SET EXERCISE ▸
Set down every entry again word for word, please, but skip the pictures.

##########

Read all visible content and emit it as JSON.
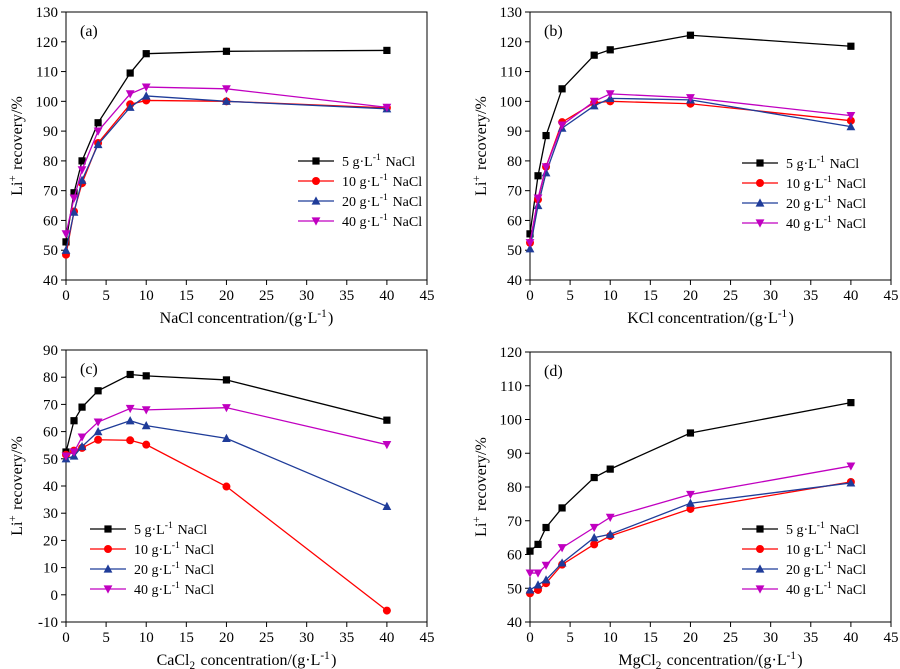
{
  "chart_data": [
    {
      "type": "line",
      "panel_label": "(a)",
      "xlabel": "NaCl concentration/(g·L⁻¹)",
      "ylabel": "Li⁺ recovery/%",
      "xlim": [
        0,
        45
      ],
      "ylim": [
        40,
        130
      ],
      "xticks": [
        "0",
        "5",
        "10",
        "15",
        "20",
        "25",
        "30",
        "35",
        "40",
        "45"
      ],
      "yticks": [
        "40",
        "50",
        "60",
        "70",
        "80",
        "90",
        "100",
        "110",
        "120",
        "130"
      ],
      "grid": false,
      "legend_position": "right-middle",
      "x": [
        0,
        1,
        2,
        4,
        8,
        10,
        20,
        40
      ],
      "series": [
        {
          "name": "5  g·L⁻¹ NaCl",
          "color": "#000000",
          "marker": "square",
          "values": [
            52.8,
            69.3,
            80.0,
            92.8,
            109.5,
            116.0,
            116.8,
            117.1
          ]
        },
        {
          "name": "10  g·L⁻¹ NaCl",
          "color": "#ff0000",
          "marker": "circle",
          "values": [
            48.5,
            63.0,
            72.5,
            86.0,
            99.0,
            100.3,
            100.0,
            97.8
          ]
        },
        {
          "name": "20  g·L⁻¹ NaCl",
          "color": "#1f3c99",
          "marker": "triangle-up",
          "values": [
            50.0,
            62.8,
            73.5,
            85.5,
            98.0,
            101.8,
            100.0,
            97.5
          ]
        },
        {
          "name": "40  g·L⁻¹ NaCl",
          "color": "#c000c0",
          "marker": "triangle-down",
          "values": [
            55.5,
            67.5,
            77.0,
            90.0,
            102.5,
            104.8,
            104.2,
            98.0
          ]
        }
      ]
    },
    {
      "type": "line",
      "panel_label": "(b)",
      "xlabel": "KCl concentration/(g·L⁻¹)",
      "ylabel": "Li⁺ recovery/%",
      "xlim": [
        0,
        45
      ],
      "ylim": [
        40,
        130
      ],
      "xticks": [
        "0",
        "5",
        "10",
        "15",
        "20",
        "25",
        "30",
        "35",
        "40",
        "45"
      ],
      "yticks": [
        "40",
        "50",
        "60",
        "70",
        "80",
        "90",
        "100",
        "110",
        "120",
        "130"
      ],
      "grid": false,
      "legend_position": "right-middle",
      "x": [
        0,
        1,
        2,
        4,
        8,
        10,
        20,
        40
      ],
      "series": [
        {
          "name": "5  g·L⁻¹ NaCl",
          "color": "#000000",
          "marker": "square",
          "values": [
            55.5,
            75.0,
            88.5,
            104.2,
            115.5,
            117.3,
            122.2,
            118.5
          ]
        },
        {
          "name": "10  g·L⁻¹ NaCl",
          "color": "#ff0000",
          "marker": "circle",
          "values": [
            52.5,
            67.0,
            78.0,
            93.0,
            99.5,
            100.0,
            99.2,
            93.5
          ]
        },
        {
          "name": "20  g·L⁻¹ NaCl",
          "color": "#1f3c99",
          "marker": "triangle-up",
          "values": [
            50.5,
            65.0,
            76.0,
            91.0,
            98.5,
            101.0,
            100.5,
            91.5
          ]
        },
        {
          "name": "40  g·L⁻¹ NaCl",
          "color": "#c000c0",
          "marker": "triangle-down",
          "values": [
            52.5,
            67.5,
            78.0,
            92.0,
            100.0,
            102.5,
            101.2,
            95.2
          ]
        }
      ]
    },
    {
      "type": "line",
      "panel_label": "(c)",
      "xlabel": "CaCl₂ concentration/(g·L⁻¹)",
      "ylabel": "Li⁺ recovery/%",
      "xlim": [
        0,
        45
      ],
      "ylim": [
        -10,
        90
      ],
      "xticks": [
        "0",
        "5",
        "10",
        "15",
        "20",
        "25",
        "30",
        "35",
        "40",
        "45"
      ],
      "yticks": [
        "-10",
        "0",
        "10",
        "20",
        "30",
        "40",
        "50",
        "60",
        "70",
        "80",
        "90"
      ],
      "grid": false,
      "legend_position": "left-bottom",
      "x": [
        0,
        1,
        2,
        4,
        8,
        10,
        20,
        40
      ],
      "series": [
        {
          "name": "5  g·L⁻¹ NaCl",
          "color": "#000000",
          "marker": "square",
          "values": [
            52.5,
            64.0,
            69.0,
            75.0,
            81.0,
            80.5,
            79.0,
            64.2
          ]
        },
        {
          "name": "10  g·L⁻¹ NaCl",
          "color": "#ff0000",
          "marker": "circle",
          "values": [
            51.5,
            53.0,
            54.0,
            57.0,
            56.8,
            55.2,
            39.8,
            -5.8
          ]
        },
        {
          "name": "20  g·L⁻¹ NaCl",
          "color": "#1f3c99",
          "marker": "triangle-up",
          "values": [
            50.0,
            51.0,
            54.5,
            60.0,
            64.0,
            62.2,
            57.5,
            32.5
          ]
        },
        {
          "name": "40  g·L⁻¹ NaCl",
          "color": "#c000c0",
          "marker": "triangle-down",
          "values": [
            51.0,
            52.5,
            58.0,
            63.5,
            68.5,
            68.0,
            68.8,
            55.2
          ]
        }
      ]
    },
    {
      "type": "line",
      "panel_label": "(d)",
      "xlabel": "MgCl₂ concentration/(g·L⁻¹)",
      "ylabel": "Li⁺ recovery/%",
      "xlim": [
        0,
        45
      ],
      "ylim": [
        40,
        120
      ],
      "xticks": [
        "0",
        "5",
        "10",
        "15",
        "20",
        "25",
        "30",
        "35",
        "40",
        "45"
      ],
      "yticks": [
        "40",
        "50",
        "60",
        "70",
        "80",
        "90",
        "100",
        "110",
        "120"
      ],
      "grid": false,
      "legend_position": "right-bottom",
      "x": [
        0,
        1,
        2,
        4,
        8,
        10,
        20,
        40
      ],
      "series": [
        {
          "name": "5  g·L⁻¹ NaCl",
          "color": "#000000",
          "marker": "square",
          "values": [
            61.0,
            63.0,
            68.0,
            73.8,
            82.8,
            85.3,
            96.0,
            105.0
          ]
        },
        {
          "name": "10  g·L⁻¹ NaCl",
          "color": "#ff0000",
          "marker": "circle",
          "values": [
            48.5,
            49.5,
            51.5,
            57.0,
            63.0,
            65.5,
            73.5,
            81.5
          ]
        },
        {
          "name": "20  g·L⁻¹ NaCl",
          "color": "#1f3c99",
          "marker": "triangle-up",
          "values": [
            49.5,
            51.0,
            52.5,
            57.5,
            65.0,
            66.0,
            75.2,
            81.2
          ]
        },
        {
          "name": "40  g·L⁻¹ NaCl",
          "color": "#c000c0",
          "marker": "triangle-down",
          "values": [
            54.5,
            54.5,
            56.8,
            62.0,
            68.0,
            71.0,
            77.8,
            86.2
          ]
        }
      ]
    }
  ]
}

##########

SOLUTION FOR THIS TASK ▸
Read all visible content and emit it as JSON.
{
  "chart_data": [
    {
      "type": "line",
      "panel_label": "(a)",
      "xlabel": "NaCl concentration/(g·L⁻¹)",
      "ylabel": "Li⁺ recovery/%",
      "xlim": [
        0,
        45
      ],
      "ylim": [
        40,
        130
      ],
      "xticks": [
        "0",
        "5",
        "10",
        "15",
        "20",
        "25",
        "30",
        "35",
        "40",
        "45"
      ],
      "yticks": [
        "40",
        "50",
        "60",
        "70",
        "80",
        "90",
        "100",
        "110",
        "120",
        "130"
      ],
      "grid": false,
      "legend_position": "right-middle",
      "x": [
        0,
        1,
        2,
        4,
        8,
        10,
        20,
        40
      ],
      "series": [
        {
          "name": "5  g·L⁻¹ NaCl",
          "color": "#000000",
          "marker": "square",
          "values": [
            52.8,
            69.3,
            80.0,
            92.8,
            109.5,
            116.0,
            116.8,
            117.1
          ]
        },
        {
          "name": "10  g·L⁻¹ NaCl",
          "color": "#ff0000",
          "marker": "circle",
          "values": [
            48.5,
            63.0,
            72.5,
            86.0,
            99.0,
            100.3,
            100.0,
            97.8
          ]
        },
        {
          "name": "20  g·L⁻¹ NaCl",
          "color": "#1f3c99",
          "marker": "triangle-up",
          "values": [
            50.0,
            62.8,
            73.5,
            85.5,
            98.0,
            101.8,
            100.0,
            97.5
          ]
        },
        {
          "name": "40  g·L⁻¹ NaCl",
          "color": "#c000c0",
          "marker": "triangle-down",
          "values": [
            55.5,
            67.5,
            77.0,
            90.0,
            102.5,
            104.8,
            104.2,
            98.0
          ]
        }
      ]
    },
    {
      "type": "line",
      "panel_label": "(b)",
      "xlabel": "KCl concentration/(g·L⁻¹)",
      "ylabel": "Li⁺ recovery/%",
      "xlim": [
        0,
        45
      ],
      "ylim": [
        40,
        130
      ],
      "xticks": [
        "0",
        "5",
        "10",
        "15",
        "20",
        "25",
        "30",
        "35",
        "40",
        "45"
      ],
      "yticks": [
        "40",
        "50",
        "60",
        "70",
        "80",
        "90",
        "100",
        "110",
        "120",
        "130"
      ],
      "grid": false,
      "legend_position": "right-middle",
      "x": [
        0,
        1,
        2,
        4,
        8,
        10,
        20,
        40
      ],
      "series": [
        {
          "name": "5  g·L⁻¹ NaCl",
          "color": "#000000",
          "marker": "square",
          "values": [
            55.5,
            75.0,
            88.5,
            104.2,
            115.5,
            117.3,
            122.2,
            118.5
          ]
        },
        {
          "name": "10  g·L⁻¹ NaCl",
          "color": "#ff0000",
          "marker": "circle",
          "values": [
            52.5,
            67.0,
            78.0,
            93.0,
            99.5,
            100.0,
            99.2,
            93.5
          ]
        },
        {
          "name": "20  g·L⁻¹ NaCl",
          "color": "#1f3c99",
          "marker": "triangle-up",
          "values": [
            50.5,
            65.0,
            76.0,
            91.0,
            98.5,
            101.0,
            100.5,
            91.5
          ]
        },
        {
          "name": "40  g·L⁻¹ NaCl",
          "color": "#c000c0",
          "marker": "triangle-down",
          "values": [
            52.5,
            67.5,
            78.0,
            92.0,
            100.0,
            102.5,
            101.2,
            95.2
          ]
        }
      ]
    },
    {
      "type": "line",
      "panel_label": "(c)",
      "xlabel": "CaCl₂ concentration/(g·L⁻¹)",
      "ylabel": "Li⁺ recovery/%",
      "xlim": [
        0,
        45
      ],
      "ylim": [
        -10,
        90
      ],
      "xticks": [
        "0",
        "5",
        "10",
        "15",
        "20",
        "25",
        "30",
        "35",
        "40",
        "45"
      ],
      "yticks": [
        "-10",
        "0",
        "10",
        "20",
        "30",
        "40",
        "50",
        "60",
        "70",
        "80",
        "90"
      ],
      "grid": false,
      "legend_position": "left-bottom",
      "x": [
        0,
        1,
        2,
        4,
        8,
        10,
        20,
        40
      ],
      "series": [
        {
          "name": "5  g·L⁻¹ NaCl",
          "color": "#000000",
          "marker": "square",
          "values": [
            52.5,
            64.0,
            69.0,
            75.0,
            81.0,
            80.5,
            79.0,
            64.2
          ]
        },
        {
          "name": "10  g·L⁻¹ NaCl",
          "color": "#ff0000",
          "marker": "circle",
          "values": [
            51.5,
            53.0,
            54.0,
            57.0,
            56.8,
            55.2,
            39.8,
            -5.8
          ]
        },
        {
          "name": "20  g·L⁻¹ NaCl",
          "color": "#1f3c99",
          "marker": "triangle-up",
          "values": [
            50.0,
            51.0,
            54.5,
            60.0,
            64.0,
            62.2,
            57.5,
            32.5
          ]
        },
        {
          "name": "40  g·L⁻¹ NaCl",
          "color": "#c000c0",
          "marker": "triangle-down",
          "values": [
            51.0,
            52.5,
            58.0,
            63.5,
            68.5,
            68.0,
            68.8,
            55.2
          ]
        }
      ]
    },
    {
      "type": "line",
      "panel_label": "(d)",
      "xlabel": "MgCl₂ concentration/(g·L⁻¹)",
      "ylabel": "Li⁺ recovery/%",
      "xlim": [
        0,
        45
      ],
      "ylim": [
        40,
        120
      ],
      "xticks": [
        "0",
        "5",
        "10",
        "15",
        "20",
        "25",
        "30",
        "35",
        "40",
        "45"
      ],
      "yticks": [
        "40",
        "50",
        "60",
        "70",
        "80",
        "90",
        "100",
        "110",
        "120"
      ],
      "grid": false,
      "legend_position": "right-bottom",
      "x": [
        0,
        1,
        2,
        4,
        8,
        10,
        20,
        40
      ],
      "series": [
        {
          "name": "5  g·L⁻¹ NaCl",
          "color": "#000000",
          "marker": "square",
          "values": [
            61.0,
            63.0,
            68.0,
            73.8,
            82.8,
            85.3,
            96.0,
            105.0
          ]
        },
        {
          "name": "10  g·L⁻¹ NaCl",
          "color": "#ff0000",
          "marker": "circle",
          "values": [
            48.5,
            49.5,
            51.5,
            57.0,
            63.0,
            65.5,
            73.5,
            81.5
          ]
        },
        {
          "name": "20  g·L⁻¹ NaCl",
          "color": "#1f3c99",
          "marker": "triangle-up",
          "values": [
            49.5,
            51.0,
            52.5,
            57.5,
            65.0,
            66.0,
            75.2,
            81.2
          ]
        },
        {
          "name": "40  g·L⁻¹ NaCl",
          "color": "#c000c0",
          "marker": "triangle-down",
          "values": [
            54.5,
            54.5,
            56.8,
            62.0,
            68.0,
            71.0,
            77.8,
            86.2
          ]
        }
      ]
    }
  ]
}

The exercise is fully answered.